▸ Set task:
Reproduce every line of the records below character for character, leaving out the pictures.
------
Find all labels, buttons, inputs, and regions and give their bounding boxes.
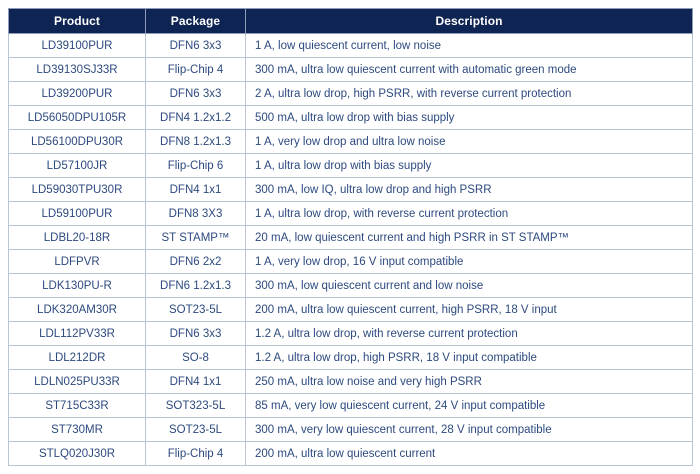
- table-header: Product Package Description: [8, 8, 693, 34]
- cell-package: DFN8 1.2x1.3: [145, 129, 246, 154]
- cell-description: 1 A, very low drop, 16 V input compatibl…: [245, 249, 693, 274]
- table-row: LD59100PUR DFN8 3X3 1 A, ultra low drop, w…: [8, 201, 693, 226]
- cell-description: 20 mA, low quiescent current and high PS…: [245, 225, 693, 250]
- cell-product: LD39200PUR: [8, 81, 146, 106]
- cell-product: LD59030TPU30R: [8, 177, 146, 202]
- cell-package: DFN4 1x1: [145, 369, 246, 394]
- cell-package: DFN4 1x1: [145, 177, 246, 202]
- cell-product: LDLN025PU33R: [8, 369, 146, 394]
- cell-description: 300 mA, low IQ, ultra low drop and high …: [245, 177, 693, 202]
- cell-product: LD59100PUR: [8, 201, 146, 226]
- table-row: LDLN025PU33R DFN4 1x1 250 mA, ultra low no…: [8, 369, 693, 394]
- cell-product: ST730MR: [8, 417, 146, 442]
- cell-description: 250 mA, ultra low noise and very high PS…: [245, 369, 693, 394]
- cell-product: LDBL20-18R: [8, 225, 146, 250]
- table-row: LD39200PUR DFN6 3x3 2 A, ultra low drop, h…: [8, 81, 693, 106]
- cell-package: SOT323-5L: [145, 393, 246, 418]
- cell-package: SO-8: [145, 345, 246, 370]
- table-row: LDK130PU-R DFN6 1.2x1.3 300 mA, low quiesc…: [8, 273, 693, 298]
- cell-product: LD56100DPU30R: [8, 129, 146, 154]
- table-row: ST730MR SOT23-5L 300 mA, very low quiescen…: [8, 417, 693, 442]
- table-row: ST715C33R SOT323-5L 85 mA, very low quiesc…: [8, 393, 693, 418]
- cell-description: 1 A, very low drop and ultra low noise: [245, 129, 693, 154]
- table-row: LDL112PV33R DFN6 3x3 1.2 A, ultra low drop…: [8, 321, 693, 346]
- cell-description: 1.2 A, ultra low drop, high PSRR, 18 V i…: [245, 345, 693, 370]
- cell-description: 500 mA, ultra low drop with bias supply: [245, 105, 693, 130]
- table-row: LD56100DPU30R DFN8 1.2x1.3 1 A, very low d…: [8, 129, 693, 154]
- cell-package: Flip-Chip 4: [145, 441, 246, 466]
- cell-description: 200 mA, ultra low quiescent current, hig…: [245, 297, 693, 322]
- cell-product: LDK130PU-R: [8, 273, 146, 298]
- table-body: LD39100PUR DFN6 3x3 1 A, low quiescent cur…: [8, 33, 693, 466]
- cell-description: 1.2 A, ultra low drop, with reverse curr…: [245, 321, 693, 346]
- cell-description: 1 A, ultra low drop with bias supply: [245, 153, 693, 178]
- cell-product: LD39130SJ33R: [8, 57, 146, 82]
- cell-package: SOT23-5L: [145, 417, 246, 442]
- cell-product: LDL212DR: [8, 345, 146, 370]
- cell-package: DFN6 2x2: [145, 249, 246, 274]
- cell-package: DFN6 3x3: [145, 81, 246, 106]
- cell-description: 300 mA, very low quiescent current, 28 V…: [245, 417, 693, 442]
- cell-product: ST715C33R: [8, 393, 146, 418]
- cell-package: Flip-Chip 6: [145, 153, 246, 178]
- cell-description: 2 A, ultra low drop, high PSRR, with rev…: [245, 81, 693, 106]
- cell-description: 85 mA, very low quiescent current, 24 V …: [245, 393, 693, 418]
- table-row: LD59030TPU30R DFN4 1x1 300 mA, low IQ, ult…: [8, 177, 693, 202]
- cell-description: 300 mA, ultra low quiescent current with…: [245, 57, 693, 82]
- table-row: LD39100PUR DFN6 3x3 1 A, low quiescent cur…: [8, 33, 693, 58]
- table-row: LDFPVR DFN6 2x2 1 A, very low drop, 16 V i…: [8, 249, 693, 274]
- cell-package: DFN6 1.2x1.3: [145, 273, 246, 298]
------
▸ Solved problem:
Find all labels, buttons, inputs, and regions and give their bounding boxes.
- table-header: Product Package Description: [8, 8, 693, 34]
- cell-package: DFN8 1.2x1.3: [145, 129, 246, 154]
- cell-description: 1 A, very low drop, 16 V input compatibl…: [245, 249, 693, 274]
- table-row: LD59100PUR DFN8 3X3 1 A, ultra low drop, w…: [8, 201, 693, 226]
- cell-description: 20 mA, low quiescent current and high PS…: [245, 225, 693, 250]
- cell-product: LD39200PUR: [8, 81, 146, 106]
- cell-product: LD59030TPU30R: [8, 177, 146, 202]
- cell-package: DFN4 1x1: [145, 369, 246, 394]
- cell-package: DFN4 1x1: [145, 177, 246, 202]
- cell-product: LDLN025PU33R: [8, 369, 146, 394]
- cell-description: 300 mA, low IQ, ultra low drop and high …: [245, 177, 693, 202]
- cell-product: LD59100PUR: [8, 201, 146, 226]
- table-row: LDLN025PU33R DFN4 1x1 250 mA, ultra low no…: [8, 369, 693, 394]
- cell-product: ST730MR: [8, 417, 146, 442]
- cell-description: 250 mA, ultra low noise and very high PS…: [245, 369, 693, 394]
- cell-product: LDBL20-18R: [8, 225, 146, 250]
- table-row: LD39200PUR DFN6 3x3 2 A, ultra low drop, h…: [8, 81, 693, 106]
- cell-package: SOT323-5L: [145, 393, 246, 418]
- cell-package: SO-8: [145, 345, 246, 370]
- table-row: LDK130PU-R DFN6 1.2x1.3 300 mA, low quiesc…: [8, 273, 693, 298]
- cell-product: LD56100DPU30R: [8, 129, 146, 154]
- table-row: ST730MR SOT23-5L 300 mA, very low quiescen…: [8, 417, 693, 442]
- table-row: ST715C33R SOT323-5L 85 mA, very low quiesc…: [8, 393, 693, 418]
- cell-description: 1 A, very low drop and ultra low noise: [245, 129, 693, 154]
- table-row: LDL112PV33R DFN6 3x3 1.2 A, ultra low drop…: [8, 321, 693, 346]
- cell-description: 1.2 A, ultra low drop, high PSRR, 18 V i…: [245, 345, 693, 370]
- cell-description: 500 mA, ultra low drop with bias supply: [245, 105, 693, 130]
- table-row: LD56100DPU30R DFN8 1.2x1.3 1 A, very low d…: [8, 129, 693, 154]
- cell-package: Flip-Chip 4: [145, 441, 246, 466]
- cell-description: 200 mA, ultra low quiescent current, hig…: [245, 297, 693, 322]
- cell-product: LDK130PU-R: [8, 273, 146, 298]
- table-body: LD39100PUR DFN6 3x3 1 A, low quiescent cur…: [8, 33, 693, 466]
- cell-description: 1.2 A, ultra low drop, with reverse curr…: [245, 321, 693, 346]
- cell-description: 1 A, ultra low drop with bias supply: [245, 153, 693, 178]
- cell-product: LD39130SJ33R: [8, 57, 146, 82]
- cell-package: SOT23-5L: [145, 417, 246, 442]
- cell-product: LDL212DR: [8, 345, 146, 370]
- cell-package: DFN6 2x2: [145, 249, 246, 274]
- cell-package: DFN6 3x3: [145, 81, 246, 106]
- cell-description: 300 mA, very low quiescent current, 28 V…: [245, 417, 693, 442]
- cell-product: ST715C33R: [8, 393, 146, 418]
- cell-package: Flip-Chip 6: [145, 153, 246, 178]
- cell-description: 2 A, ultra low drop, high PSRR, with rev…: [245, 81, 693, 106]
- cell-description: 85 mA, very low quiescent current, 24 V …: [245, 393, 693, 418]
- table-row: LD59030TPU30R DFN4 1x1 300 mA, low IQ, ult…: [8, 177, 693, 202]
- cell-description: 300 mA, ultra low quiescent current with…: [245, 57, 693, 82]
- table-row: LD39100PUR DFN6 3x3 1 A, low quiescent cur…: [8, 33, 693, 58]
- table-row: LDFPVR DFN6 2x2 1 A, very low drop, 16 V i…: [8, 249, 693, 274]
- cell-package: DFN6 1.2x1.3: [145, 273, 246, 298]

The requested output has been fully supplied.